Your task is to locate every line holding the string "marker" and to copy each of them.

Figure content listings:
* start *

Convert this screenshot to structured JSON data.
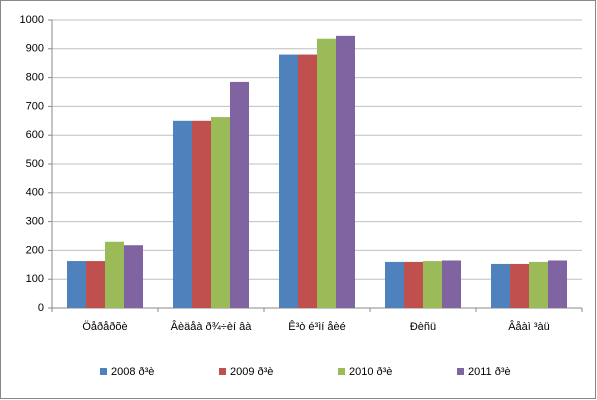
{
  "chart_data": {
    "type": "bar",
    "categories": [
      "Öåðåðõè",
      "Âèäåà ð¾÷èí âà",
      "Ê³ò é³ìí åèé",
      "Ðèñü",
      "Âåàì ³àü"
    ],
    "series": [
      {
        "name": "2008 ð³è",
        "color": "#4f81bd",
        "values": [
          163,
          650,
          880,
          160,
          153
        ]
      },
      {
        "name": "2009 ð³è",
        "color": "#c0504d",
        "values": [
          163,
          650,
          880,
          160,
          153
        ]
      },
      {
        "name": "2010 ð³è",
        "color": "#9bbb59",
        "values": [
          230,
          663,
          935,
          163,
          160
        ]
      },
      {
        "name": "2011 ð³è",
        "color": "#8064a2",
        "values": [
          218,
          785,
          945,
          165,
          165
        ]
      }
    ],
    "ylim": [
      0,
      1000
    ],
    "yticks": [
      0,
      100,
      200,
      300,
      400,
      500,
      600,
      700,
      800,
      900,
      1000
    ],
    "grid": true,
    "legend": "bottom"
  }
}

* end *
* start *

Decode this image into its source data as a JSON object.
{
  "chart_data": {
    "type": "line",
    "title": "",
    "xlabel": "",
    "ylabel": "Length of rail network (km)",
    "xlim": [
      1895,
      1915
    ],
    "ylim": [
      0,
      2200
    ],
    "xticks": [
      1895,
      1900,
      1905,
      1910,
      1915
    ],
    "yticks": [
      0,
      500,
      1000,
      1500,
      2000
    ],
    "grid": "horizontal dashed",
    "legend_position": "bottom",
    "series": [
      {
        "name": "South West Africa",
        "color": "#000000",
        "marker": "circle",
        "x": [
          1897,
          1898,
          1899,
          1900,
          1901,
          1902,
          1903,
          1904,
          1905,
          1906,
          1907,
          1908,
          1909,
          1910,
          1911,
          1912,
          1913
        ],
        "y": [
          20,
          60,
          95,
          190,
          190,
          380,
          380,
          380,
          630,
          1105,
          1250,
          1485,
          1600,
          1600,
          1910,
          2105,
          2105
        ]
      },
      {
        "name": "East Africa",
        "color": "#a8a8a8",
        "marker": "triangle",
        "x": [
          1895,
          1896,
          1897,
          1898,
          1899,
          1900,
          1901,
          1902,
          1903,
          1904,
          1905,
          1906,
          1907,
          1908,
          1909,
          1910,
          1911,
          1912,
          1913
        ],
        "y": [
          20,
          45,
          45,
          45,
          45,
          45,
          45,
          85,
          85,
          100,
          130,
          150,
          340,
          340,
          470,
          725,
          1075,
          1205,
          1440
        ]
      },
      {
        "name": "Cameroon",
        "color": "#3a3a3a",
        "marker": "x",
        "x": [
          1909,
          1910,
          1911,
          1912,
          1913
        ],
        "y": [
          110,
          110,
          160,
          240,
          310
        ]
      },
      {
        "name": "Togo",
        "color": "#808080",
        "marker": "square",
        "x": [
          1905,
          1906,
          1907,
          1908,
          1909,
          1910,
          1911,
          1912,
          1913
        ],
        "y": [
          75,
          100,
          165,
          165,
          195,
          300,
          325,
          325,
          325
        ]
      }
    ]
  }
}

* end *

REPLY TO THE TASK:
        "marker": "circle",
        "marker": "triangle",
        "marker": "x",
        "marker": "square",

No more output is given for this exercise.